● Problem details: Images are not part of the copy; write out the rest of the data exactly as given.

● Data for the task:
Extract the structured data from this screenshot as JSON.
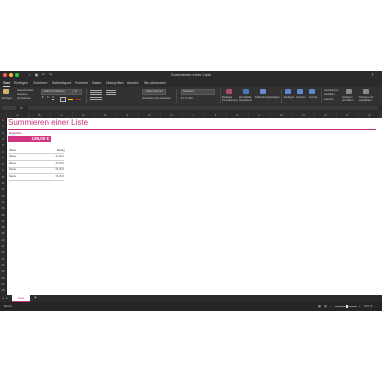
{
  "window": {
    "title": "Summieren einer Liste"
  },
  "menu": {
    "tabs": [
      "Start",
      "Einfügen",
      "Zeichnen",
      "Seitenlayout",
      "Formeln",
      "Daten",
      "Überprüfen",
      "Ansicht",
      "Sie wünschen"
    ],
    "active": "Start"
  },
  "ribbon": {
    "clipboard": {
      "paste": "Einfügen"
    },
    "cut": "Ausschneiden",
    "copy": "Kopieren",
    "format": "Formatieren",
    "font_name": "Calibri (Textkörper)",
    "font_size": "11",
    "wrap": "Zeilenumbruch",
    "merge": "Verbinden und zentrieren",
    "number_format": "Standard",
    "cond_format": "Bedingte Formatierung",
    "as_table": "Als Tabelle formatieren",
    "cell_styles": "Zellenformatvorlagen",
    "insert": "Einfügen",
    "delete": "Löschen",
    "format_cells": "Format",
    "autosum": "AutoSumme",
    "fill": "Ausfüllen",
    "clear": "Löschen",
    "sort": "Sortieren und filtern",
    "find": "Suchen und auswählen"
  },
  "columns": [
    "A",
    "B",
    "C",
    "D",
    "E",
    "F",
    "G",
    "H",
    "I",
    "J",
    "K",
    "L",
    "M",
    "N",
    "O",
    "P",
    "Q"
  ],
  "rows": [
    "1",
    "2",
    "3",
    "4",
    "5",
    "6",
    "7",
    "8",
    "9",
    "10",
    "11",
    "12",
    "13",
    "14",
    "15",
    "16",
    "17",
    "18",
    "19",
    "20",
    "21",
    "22",
    "23",
    "24",
    "25",
    "26",
    "27",
    "28"
  ],
  "sheet": {
    "title": "Summieren einer Liste",
    "sum_label": "Ergebnis",
    "sum_value": "139,00 €",
    "headers": [
      "Name",
      "Betrag"
    ],
    "rows": [
      {
        "name": "Name",
        "value": "12,00 €"
      },
      {
        "name": "Name",
        "value": "46,00 €"
      },
      {
        "name": "Name",
        "value": "35,00 €"
      },
      {
        "name": "Name",
        "value": "46,00 €"
      }
    ]
  },
  "tabs": {
    "sheet1": "Liste",
    "add": "+"
  },
  "status": {
    "left": "Bereit",
    "zoom": "100 %"
  },
  "colors": {
    "accent": "#c8307a",
    "dark": "#2b2b2b"
  }
}
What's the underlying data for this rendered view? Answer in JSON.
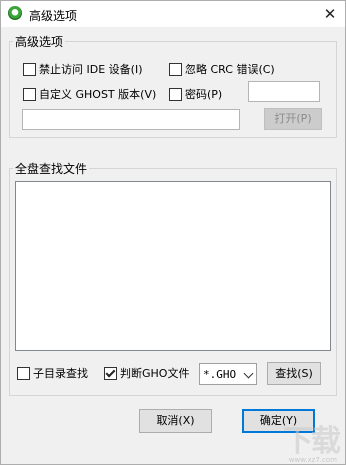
{
  "window": {
    "title": "高级选项",
    "close_glyph": "✕"
  },
  "advanced_group": {
    "label": "高级选项",
    "disable_ide": "禁止访问 IDE 设备(I)",
    "ignore_crc": "忽略 CRC 错误(C)",
    "custom_ghost": "自定义 GHOST 版本(V)",
    "password": "密码(P)",
    "password_value": "",
    "path_value": "",
    "open_button": "打开(P)"
  },
  "search_group": {
    "label": "全盘查找文件",
    "subdir_search": "子目录查找",
    "judge_gho": "判断GHO文件",
    "filter_value": "*.GHO",
    "search_button": "查找(S)"
  },
  "footer": {
    "cancel_button": "取消(X)",
    "ok_button": "确定(Y)"
  },
  "checkbox_states": {
    "disable_ide": false,
    "ignore_crc": false,
    "custom_ghost": false,
    "password": false,
    "subdir_search": false,
    "judge_gho": true
  },
  "watermark": {
    "text": "下载",
    "sub": "www.xz7.com"
  },
  "icons": {
    "app": "app-circle-icon",
    "close": "close-icon",
    "dropdown": "chevron-down-icon"
  }
}
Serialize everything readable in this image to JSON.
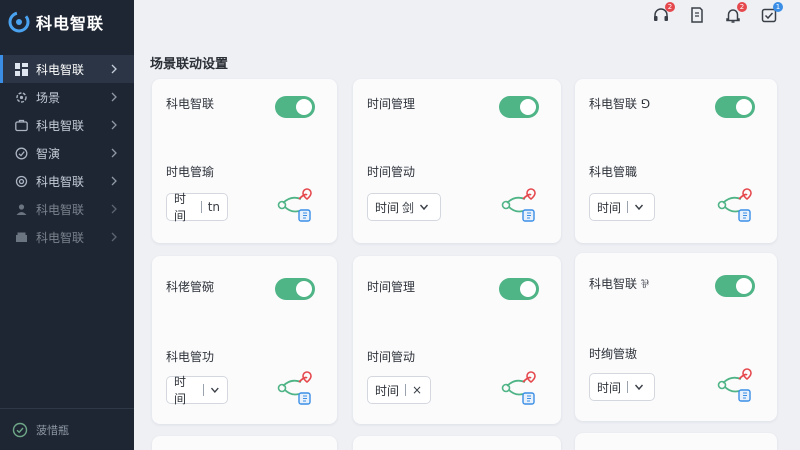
{
  "brand": {
    "name": "科电智联"
  },
  "nav": {
    "items": [
      {
        "label": "科电智联",
        "icon": "dashboard-icon",
        "active": true
      },
      {
        "label": "场景",
        "icon": "settings-icon",
        "active": false
      },
      {
        "label": "科电智联",
        "icon": "briefcase-icon",
        "active": false
      },
      {
        "label": "智演",
        "icon": "clock-icon",
        "active": false
      },
      {
        "label": "科电智联",
        "icon": "link-icon",
        "active": false
      },
      {
        "label": "科电智联",
        "icon": "user-icon",
        "active": false
      },
      {
        "label": "科电智联",
        "icon": "box-icon",
        "active": false
      }
    ]
  },
  "footer": {
    "label": "菠惜瓶"
  },
  "topbar": {
    "badges": {
      "headset": "2",
      "alerts": "2",
      "tasks": "1"
    }
  },
  "page": {
    "title": "场景联动设置"
  },
  "cards": [
    {
      "title": "科电智联",
      "subtitle": "时电管瑜",
      "select": "时间",
      "select_glyph": "tn",
      "toggle_on": true
    },
    {
      "title": "时间管理",
      "subtitle": "时间管动",
      "select": "时间",
      "select_glyph": "剑",
      "toggle_on": true
    },
    {
      "title": "科电智联 ⅁",
      "subtitle": "科电管職",
      "select": "时间",
      "select_glyph": "∨",
      "toggle_on": true
    },
    {
      "title": "科佬管碗",
      "subtitle": "科电管功",
      "select": "时间",
      "select_glyph": "∨",
      "toggle_on": true
    },
    {
      "title": "时间管理",
      "subtitle": "时间管动",
      "select": "时间",
      "select_glyph": "×",
      "toggle_on": true
    },
    {
      "title": "科电智联 ⅌",
      "subtitle": "时绚管璈",
      "select": "时间",
      "select_glyph": "∨",
      "toggle_on": true
    }
  ],
  "colors": {
    "sidebar": "#1f2633",
    "accent": "#3a8ee6",
    "toggle": "#4fb486",
    "badge": "#e5484d",
    "badge_blue": "#3a8ee6"
  }
}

● Final result:
Extract the structured data from this screenshot as JSON.
{
  "window": {
    "title": "Summieren einer Liste"
  },
  "menu": {
    "tabs": [
      "Start",
      "Einfügen",
      "Zeichnen",
      "Seitenlayout",
      "Formeln",
      "Daten",
      "Überprüfen",
      "Ansicht",
      "Sie wünschen"
    ],
    "active": "Start"
  },
  "ribbon": {
    "clipboard": {
      "paste": "Einfügen"
    },
    "cut": "Ausschneiden",
    "copy": "Kopieren",
    "format": "Formatieren",
    "font_name": "Calibri (Textkörper)",
    "font_size": "11",
    "wrap": "Zeilenumbruch",
    "merge": "Verbinden und zentrieren",
    "number_format": "Standard",
    "cond_format": "Bedingte Formatierung",
    "as_table": "Als Tabelle formatieren",
    "cell_styles": "Zellenformatvorlagen",
    "insert": "Einfügen",
    "delete": "Löschen",
    "format_cells": "Format",
    "autosum": "AutoSumme",
    "fill": "Ausfüllen",
    "clear": "Löschen",
    "sort": "Sortieren und filtern",
    "find": "Suchen und auswählen"
  },
  "columns": [
    "A",
    "B",
    "C",
    "D",
    "E",
    "F",
    "G",
    "H",
    "I",
    "J",
    "K",
    "L",
    "M",
    "N",
    "O",
    "P",
    "Q"
  ],
  "rows": [
    "1",
    "2",
    "3",
    "4",
    "5",
    "6",
    "7",
    "8",
    "9",
    "10",
    "11",
    "12",
    "13",
    "14",
    "15",
    "16",
    "17",
    "18",
    "19",
    "20",
    "21",
    "22",
    "23",
    "24",
    "25",
    "26",
    "27",
    "28"
  ],
  "sheet": {
    "title": "Summieren einer Liste",
    "sum_label": "Ergebnis",
    "sum_value": "139,00 €",
    "headers": [
      "Name",
      "Betrag"
    ],
    "rows": [
      {
        "name": "Name",
        "value": "12,00 €"
      },
      {
        "name": "Name",
        "value": "46,00 €"
      },
      {
        "name": "Name",
        "value": "35,00 €"
      },
      {
        "name": "Name",
        "value": "46,00 €"
      }
    ]
  },
  "tabs": {
    "sheet1": "Liste",
    "add": "+"
  },
  "status": {
    "left": "Bereit",
    "zoom": "100 %"
  },
  "colors": {
    "accent": "#c8307a",
    "dark": "#2b2b2b"
  }
}
What's the underlying data for this rendered view? Answer in JSON.
{
  "window": {
    "title": "高级选项",
    "close_glyph": "✕"
  },
  "advanced_group": {
    "label": "高级选项",
    "disable_ide": "禁止访问 IDE 设备(I)",
    "ignore_crc": "忽略 CRC 错误(C)",
    "custom_ghost": "自定义 GHOST 版本(V)",
    "password": "密码(P)",
    "password_value": "",
    "path_value": "",
    "open_button": "打开(P)"
  },
  "search_group": {
    "label": "全盘查找文件",
    "subdir_search": "子目录查找",
    "judge_gho": "判断GHO文件",
    "filter_value": "*.GHO",
    "search_button": "查找(S)"
  },
  "footer": {
    "cancel_button": "取消(X)",
    "ok_button": "确定(Y)"
  },
  "checkbox_states": {
    "disable_ide": false,
    "ignore_crc": false,
    "custom_ghost": false,
    "password": false,
    "subdir_search": false,
    "judge_gho": true
  },
  "watermark": {
    "text": "下载",
    "sub": "www.xz7.com"
  },
  "icons": {
    "app": "app-circle-icon",
    "close": "close-icon",
    "dropdown": "chevron-down-icon"
  }
}
Serialize everything readable in this image to JSON.
{
  "brand": {
    "name": "科电智联"
  },
  "nav": {
    "items": [
      {
        "label": "科电智联",
        "icon": "dashboard-icon",
        "active": true
      },
      {
        "label": "场景",
        "icon": "settings-icon",
        "active": false
      },
      {
        "label": "科电智联",
        "icon": "briefcase-icon",
        "active": false
      },
      {
        "label": "智演",
        "icon": "clock-icon",
        "active": false
      },
      {
        "label": "科电智联",
        "icon": "link-icon",
        "active": false
      },
      {
        "label": "科电智联",
        "icon": "user-icon",
        "active": false
      },
      {
        "label": "科电智联",
        "icon": "box-icon",
        "active": false
      }
    ]
  },
  "footer": {
    "label": "菠惜瓶"
  },
  "topbar": {
    "badges": {
      "headset": "2",
      "alerts": "2",
      "tasks": "1"
    }
  },
  "page": {
    "title": "场景联动设置"
  },
  "cards": [
    {
      "title": "科电智联",
      "subtitle": "时电管瑜",
      "select": "时间",
      "select_glyph": "tn",
      "toggle_on": true
    },
    {
      "title": "时间管理",
      "subtitle": "时间管动",
      "select": "时间",
      "select_glyph": "剑",
      "toggle_on": true
    },
    {
      "title": "科电智联 ⅁",
      "subtitle": "科电管職",
      "select": "时间",
      "select_glyph": "∨",
      "toggle_on": true
    },
    {
      "title": "科佬管碗",
      "subtitle": "科电管功",
      "select": "时间",
      "select_glyph": "∨",
      "toggle_on": true
    },
    {
      "title": "时间管理",
      "subtitle": "时间管动",
      "select": "时间",
      "select_glyph": "×",
      "toggle_on": true
    },
    {
      "title": "科电智联 ⅌",
      "subtitle": "时绚管璈",
      "select": "时间",
      "select_glyph": "∨",
      "toggle_on": true
    }
  ],
  "colors": {
    "sidebar": "#1f2633",
    "accent": "#3a8ee6",
    "toggle": "#4fb486",
    "badge": "#e5484d",
    "badge_blue": "#3a8ee6"
  }
}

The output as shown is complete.